Objective:
Beginning with the line in which "What text is on this page?" appears, transcribe each line word for word until the records end. Do not include pictures.

=== The input ===

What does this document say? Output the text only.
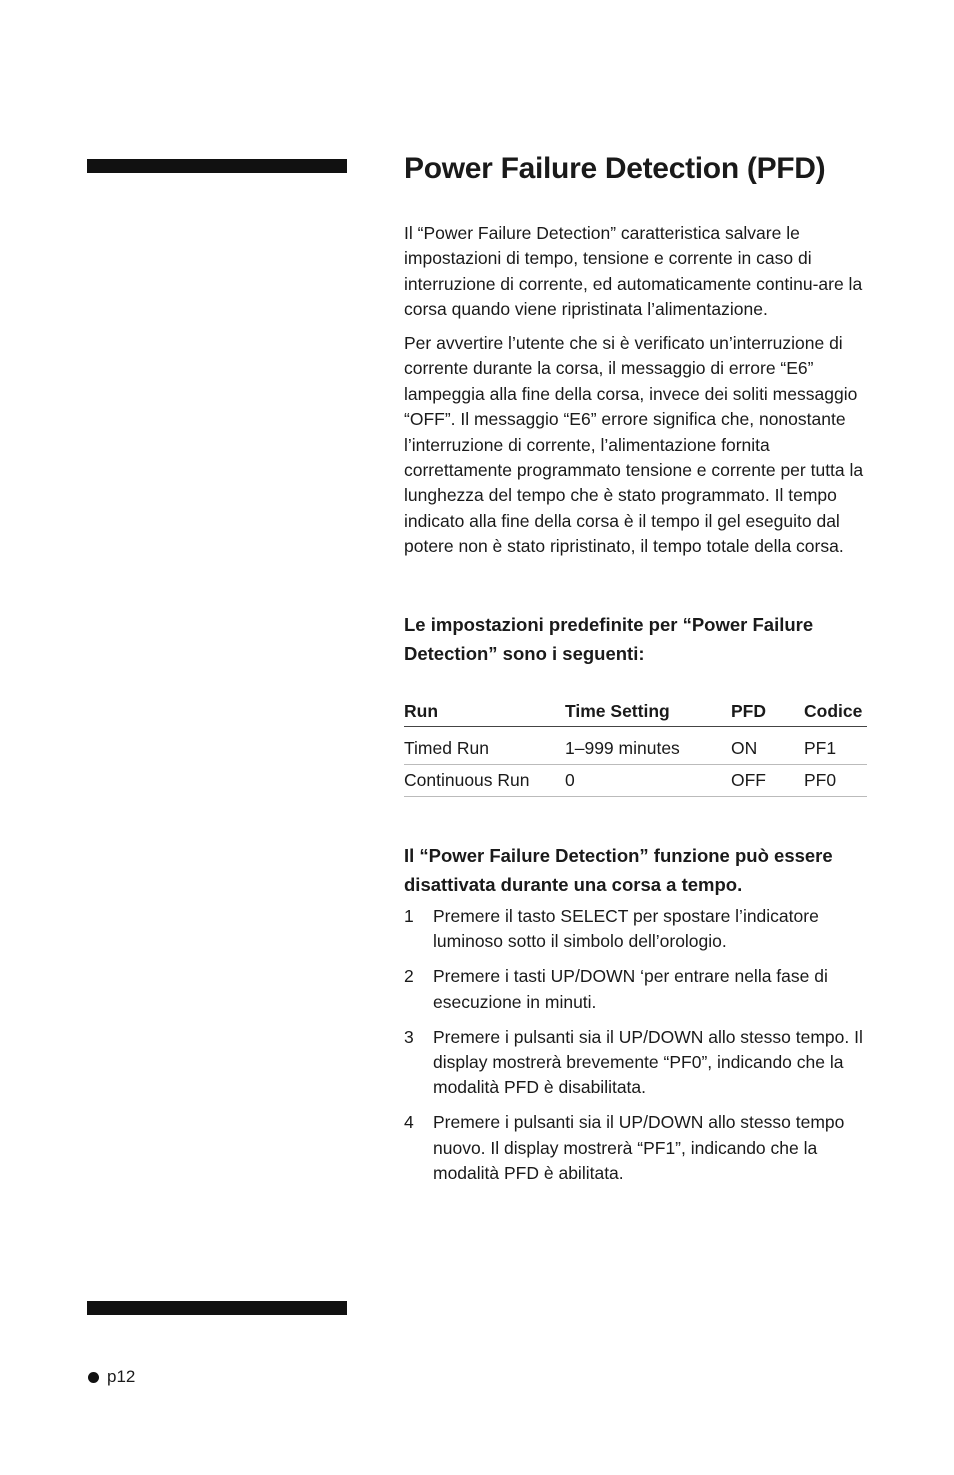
Power Failure Detection (PFD)

Il “Power Failure Detection” caratteristica salvare le impostazioni di tempo, tensione e corrente in caso di interruzione di corrente, ed automaticamente continu-are la corsa quando viene ripristinata l’alimentazione.

Per avvertire l’utente che si è verificato un’interruzione di corrente durante la corsa, il messaggio di errore “E6” lampeggia alla fine della corsa, invece dei soliti messaggio “OFF”. Il messaggio “E6” errore significa che, nonostante l’interruzione di corrente, l’alimentazione fornita correttamente programmato tensione e corrente per tutta la lunghezza del tempo che è stato programmato. Il tempo indicato alla fine della corsa è il tempo il gel eseguito dal potere non è stato ripristinato, il tempo totale della corsa.

Le impostazioni predefinite per “Power Failure Detection” sono i seguenti:

Run	Time Setting	PFD	Codice

Timed Run	1–999 minutes	ON	PF1
Continuous Run	0	OFF	PF0

Il “Power Failure Detection” funzione può essere disattivata durante una corsa a tempo.

1	Premere il tasto SELECT per spostare l’indicatore luminoso sotto il simbolo dell’orologio.
2	Premere i tasti UP/DOWN ‘per entrare nella fase di esecuzione in minuti.
3	Premere i pulsanti sia il UP/DOWN allo stesso tempo. Il display mostrerà brevemente “PF0”, indicando che la modalità PFD è disabilitata.
4	Premere i pulsanti sia il UP/DOWN allo stesso tempo nuovo. Il display mostrerà “PF1”, indicando che la modalità PFD è abilitata.
p12
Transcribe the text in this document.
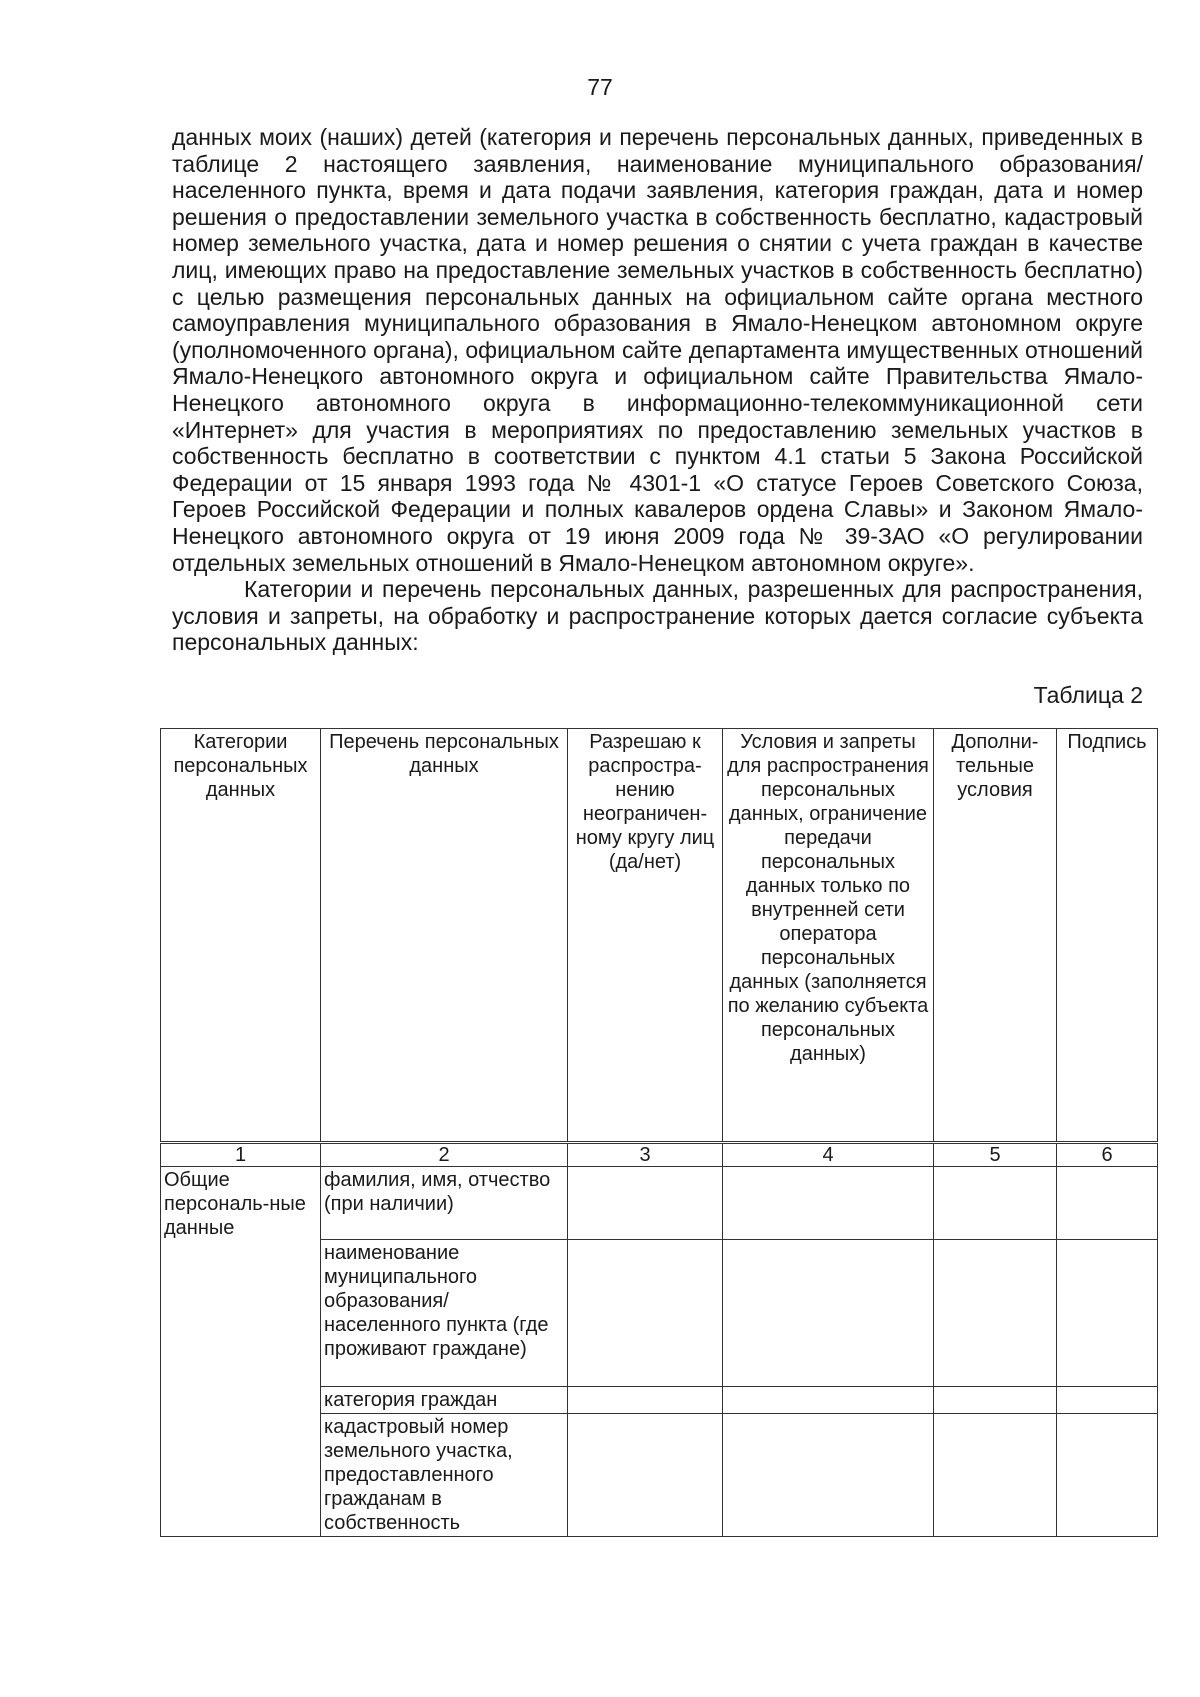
77

данных моих (наших) детей (категория и перечень персональных данных, приведенных в таблице 2 настоящего заявления, наименование муниципального образования/населенного пункта, время и дата подачи заявления, категория граждан, дата и номер решения о предоставлении земельного участка в собственность бесплатно, кадастровый номер земельного участка, дата и номер решения о снятии с учета граждан в качестве лиц, имеющих право на предоставление земельных участков в собственность бесплатно) с целью размещения персональных данных на официальном сайте органа местного самоуправления муниципального образования в Ямало-Ненецком автономном округе (уполномоченного органа), официальном сайте департамента имущественных отношений Ямало-Ненецкого автономного округа и официальном сайте Правительства Ямало-Ненецкого автономного округа в информационно-телекоммуникационной сети «Интернет» для участия в мероприятиях по предоставлению земельных участков в собственность бесплатно в соответствии с пунктом 4.1 статьи 5 Закона Российской Федерации от 15 января 1993 года № 4301-1 «О статусе Героев Советского Союза, Героев Российской Федерации и полных кавалеров ордена Славы» и Законом Ямало-Ненецкого автономного округа от 19 июня 2009 года № 39-ЗАО «О регулировании отдельных земельных отношений в Ямало-Ненецком автономном округе».

Категории и перечень персональных данных, разрешенных для распространения, условия и запреты, на обработку и распространение которых дается согласие субъекта персональных данных:

Таблица 2
Категории персональных данных	Перечень персональных данных	Разрешаю к распростра-нению неограничен-ному кругу лиц (да/нет)	Условия и запреты для распространения персональных данных, ограничение передачи персональных данных только по внутренней сети оператора персональных данных (заполняется по желанию субъекта персональных данных)	Дополни-тельные условия	Подпись
1	2	3	4	5	6
Общие персональ-ные данные	фамилия, имя, отчество (при наличии)				
	наименование муниципального образования/ населенного пункта (где проживают граждане)				
	категория граждан				
	кадастровый номер земельного участка, предоставленного гражданам в собственность				
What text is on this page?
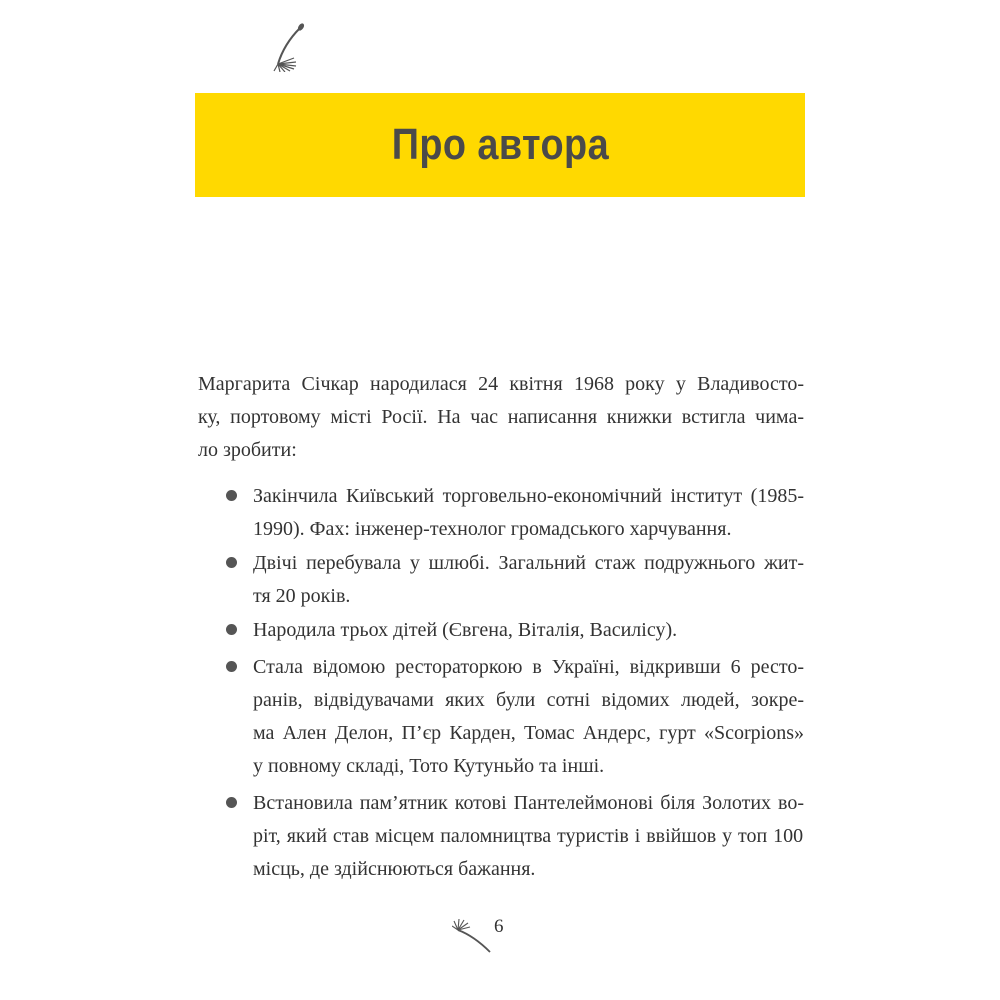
Про автора
Маргарита Січкар народилася 24 квітня 1968 року у Владивосто-
ку, портовому місті Росії. На час написання книжки встигла чима-
ло зробити:
Закінчила Київський торговельно-економічний інститут (1985-
1990). Фах: інженер-технолог громадського харчування.
Двічі перебувала у шлюбі. Загальний стаж подружнього жит-
тя 20 років.
Народила трьох дітей (Євгена, Віталія, Василісу).
Стала відомою рестораторкою в Україні, відкривши 6 ресто-
ранів, відвідувачами яких були сотні відомих людей, зокре-
ма Ален Делон, П’єр Карден, Томас Андерс, гурт «Scorpions»
у повному складі, Тото Кутуньйо та інші.
Встановила пам’ятник котові Пантелеймонові біля Золотих во-
ріт, який став місцем паломництва туристів і ввійшов у топ 100
місць, де здійснюються бажання.
6
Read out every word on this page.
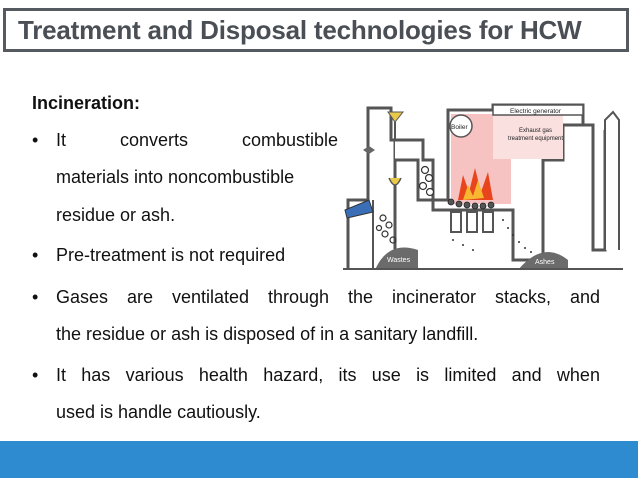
Treatment and Disposal technologies for HCW
Incineration:
• It	converts	combustible
materials into noncombustible
residue or ash.
• Pre-treatment is not required
• Gases are ventilated through the incinerator stacks, and
the residue or ash is disposed of in a sanitary landfill.
• It has various health hazard, its use is limited and when
used is handle cautiously.
Wastes
Electric generator
Boiler	Exhaust gas
treatment equipment
Ashes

===

Solution for this exercise:
What text is on this page?
Про автора
Маргарита Січкар народилася 24 квітня 1968 року у Владивосто-
ку, портовому місті Росії. На час написання книжки встигла чима-
ло зробити:
Закінчила Київський торговельно-економічний інститут (1985-
1990). Фах: інженер-технолог громадського харчування.
Двічі перебувала у шлюбі. Загальний стаж подружнього жит-
тя 20 років.
Народила трьох дітей (Євгена, Віталія, Василісу).
Стала відомою рестораторкою в Україні, відкривши 6 ресто-
ранів, відвідувачами яких були сотні відомих людей, зокре-
ма Ален Делон, П’єр Карден, Томас Андерс, гурт «Scorpions»
у повному складі, Тото Кутуньйо та інші.
Встановила пам’ятник котові Пантелеймонові біля Золотих во-
ріт, який став місцем паломництва туристів і ввійшов у топ 100
місць, де здійснюються бажання.
6
Read out every word on this page.
Treatment and Disposal technologies for HCW
Incineration:
• It	converts	combustible
materials into noncombustible
residue or ash.
• Pre-treatment is not required
• Gases are ventilated through the incinerator stacks, and
the residue or ash is disposed of in a sanitary landfill.
• It has various health hazard, its use is limited and when
used is handle cautiously.
Wastes
Electric generator
Boiler	Exhaust gas
treatment equipment
Ashes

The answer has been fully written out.